(Records excerpted from a collection)
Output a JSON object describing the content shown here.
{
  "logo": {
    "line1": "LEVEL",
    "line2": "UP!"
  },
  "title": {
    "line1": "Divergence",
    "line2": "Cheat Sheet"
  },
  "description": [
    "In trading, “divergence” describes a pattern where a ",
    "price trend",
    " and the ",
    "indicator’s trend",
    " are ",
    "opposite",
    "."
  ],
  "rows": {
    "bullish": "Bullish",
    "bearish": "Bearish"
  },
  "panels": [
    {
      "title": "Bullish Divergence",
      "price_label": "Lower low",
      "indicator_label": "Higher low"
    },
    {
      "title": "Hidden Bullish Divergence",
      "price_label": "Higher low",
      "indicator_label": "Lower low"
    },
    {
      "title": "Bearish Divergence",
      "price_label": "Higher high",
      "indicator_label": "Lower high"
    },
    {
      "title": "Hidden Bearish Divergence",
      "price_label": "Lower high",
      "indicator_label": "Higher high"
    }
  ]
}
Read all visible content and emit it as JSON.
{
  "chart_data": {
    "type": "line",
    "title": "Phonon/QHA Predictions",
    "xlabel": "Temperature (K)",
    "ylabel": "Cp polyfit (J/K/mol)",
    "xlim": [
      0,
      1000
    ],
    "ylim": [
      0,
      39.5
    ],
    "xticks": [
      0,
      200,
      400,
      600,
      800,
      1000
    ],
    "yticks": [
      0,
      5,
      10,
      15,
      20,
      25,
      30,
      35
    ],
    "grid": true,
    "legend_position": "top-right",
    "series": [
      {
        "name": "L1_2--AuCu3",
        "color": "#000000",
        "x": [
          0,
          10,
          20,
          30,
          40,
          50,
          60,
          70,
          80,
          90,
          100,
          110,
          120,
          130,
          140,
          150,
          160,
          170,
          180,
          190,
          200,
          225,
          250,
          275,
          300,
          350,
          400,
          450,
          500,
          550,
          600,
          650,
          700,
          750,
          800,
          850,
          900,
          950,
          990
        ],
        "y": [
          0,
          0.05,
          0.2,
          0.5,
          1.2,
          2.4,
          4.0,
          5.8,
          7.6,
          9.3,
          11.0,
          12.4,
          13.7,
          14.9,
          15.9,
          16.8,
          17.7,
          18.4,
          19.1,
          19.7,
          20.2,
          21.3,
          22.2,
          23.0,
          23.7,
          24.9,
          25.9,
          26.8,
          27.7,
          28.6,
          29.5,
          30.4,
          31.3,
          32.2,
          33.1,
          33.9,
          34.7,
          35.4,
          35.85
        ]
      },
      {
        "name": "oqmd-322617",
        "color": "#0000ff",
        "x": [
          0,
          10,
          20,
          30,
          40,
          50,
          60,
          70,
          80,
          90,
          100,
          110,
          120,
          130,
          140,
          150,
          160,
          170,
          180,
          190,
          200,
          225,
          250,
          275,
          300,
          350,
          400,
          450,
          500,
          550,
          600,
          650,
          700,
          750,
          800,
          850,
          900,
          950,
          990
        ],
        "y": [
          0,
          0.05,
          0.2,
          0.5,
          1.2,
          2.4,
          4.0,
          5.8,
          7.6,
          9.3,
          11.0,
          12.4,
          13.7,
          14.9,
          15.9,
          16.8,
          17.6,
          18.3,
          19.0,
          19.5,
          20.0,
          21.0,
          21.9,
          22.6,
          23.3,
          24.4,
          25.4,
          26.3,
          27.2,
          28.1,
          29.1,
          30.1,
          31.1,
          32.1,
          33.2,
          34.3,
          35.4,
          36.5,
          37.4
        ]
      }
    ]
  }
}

* Set exercise *
Every entry must be quoted exactly as it appears above.

* Output of the task *
Output a JSON object describing the content shown here.
{
  "logo": {
    "line1": "LEVEL",
    "line2": "UP!"
  },
  "title": {
    "line1": "Divergence",
    "line2": "Cheat Sheet"
  },
  "description": [
    "In trading, “divergence” describes a pattern where a ",
    "price trend",
    " and the ",
    "indicator’s trend",
    " are ",
    "opposite",
    "."
  ],
  "rows": {
    "bullish": "Bullish",
    "bearish": "Bearish"
  },
  "panels": [
    {
      "title": "Bullish Divergence",
      "price_label": "Lower low",
      "indicator_label": "Higher low"
    },
    {
      "title": "Hidden Bullish Divergence",
      "price_label": "Higher low",
      "indicator_label": "Lower low"
    },
    {
      "title": "Bearish Divergence",
      "price_label": "Higher high",
      "indicator_label": "Lower high"
    },
    {
      "title": "Hidden Bearish Divergence",
      "price_label": "Lower high",
      "indicator_label": "Higher high"
    }
  ]
}
Read all visible content and emit it as JSON.
{
  "chart_data": {
    "type": "line",
    "title": "Phonon/QHA Predictions",
    "xlabel": "Temperature (K)",
    "ylabel": "Cp polyfit (J/K/mol)",
    "xlim": [
      0,
      1000
    ],
    "ylim": [
      0,
      39.5
    ],
    "xticks": [
      0,
      200,
      400,
      600,
      800,
      1000
    ],
    "yticks": [
      0,
      5,
      10,
      15,
      20,
      25,
      30,
      35
    ],
    "grid": true,
    "legend_position": "top-right",
    "series": [
      {
        "name": "L1_2--AuCu3",
        "color": "#000000",
        "x": [
          0,
          10,
          20,
          30,
          40,
          50,
          60,
          70,
          80,
          90,
          100,
          110,
          120,
          130,
          140,
          150,
          160,
          170,
          180,
          190,
          200,
          225,
          250,
          275,
          300,
          350,
          400,
          450,
          500,
          550,
          600,
          650,
          700,
          750,
          800,
          850,
          900,
          950,
          990
        ],
        "y": [
          0,
          0.05,
          0.2,
          0.5,
          1.2,
          2.4,
          4.0,
          5.8,
          7.6,
          9.3,
          11.0,
          12.4,
          13.7,
          14.9,
          15.9,
          16.8,
          17.7,
          18.4,
          19.1,
          19.7,
          20.2,
          21.3,
          22.2,
          23.0,
          23.7,
          24.9,
          25.9,
          26.8,
          27.7,
          28.6,
          29.5,
          30.4,
          31.3,
          32.2,
          33.1,
          33.9,
          34.7,
          35.4,
          35.85
        ]
      },
      {
        "name": "oqmd-322617",
        "color": "#0000ff",
        "x": [
          0,
          10,
          20,
          30,
          40,
          50,
          60,
          70,
          80,
          90,
          100,
          110,
          120,
          130,
          140,
          150,
          160,
          170,
          180,
          190,
          200,
          225,
          250,
          275,
          300,
          350,
          400,
          450,
          500,
          550,
          600,
          650,
          700,
          750,
          800,
          850,
          900,
          950,
          990
        ],
        "y": [
          0,
          0.05,
          0.2,
          0.5,
          1.2,
          2.4,
          4.0,
          5.8,
          7.6,
          9.3,
          11.0,
          12.4,
          13.7,
          14.9,
          15.9,
          16.8,
          17.6,
          18.3,
          19.0,
          19.5,
          20.0,
          21.0,
          21.9,
          22.6,
          23.3,
          24.4,
          25.4,
          26.3,
          27.2,
          28.1,
          29.1,
          30.1,
          31.1,
          32.1,
          33.2,
          34.3,
          35.4,
          36.5,
          37.4
        ]
      }
    ]
  }
}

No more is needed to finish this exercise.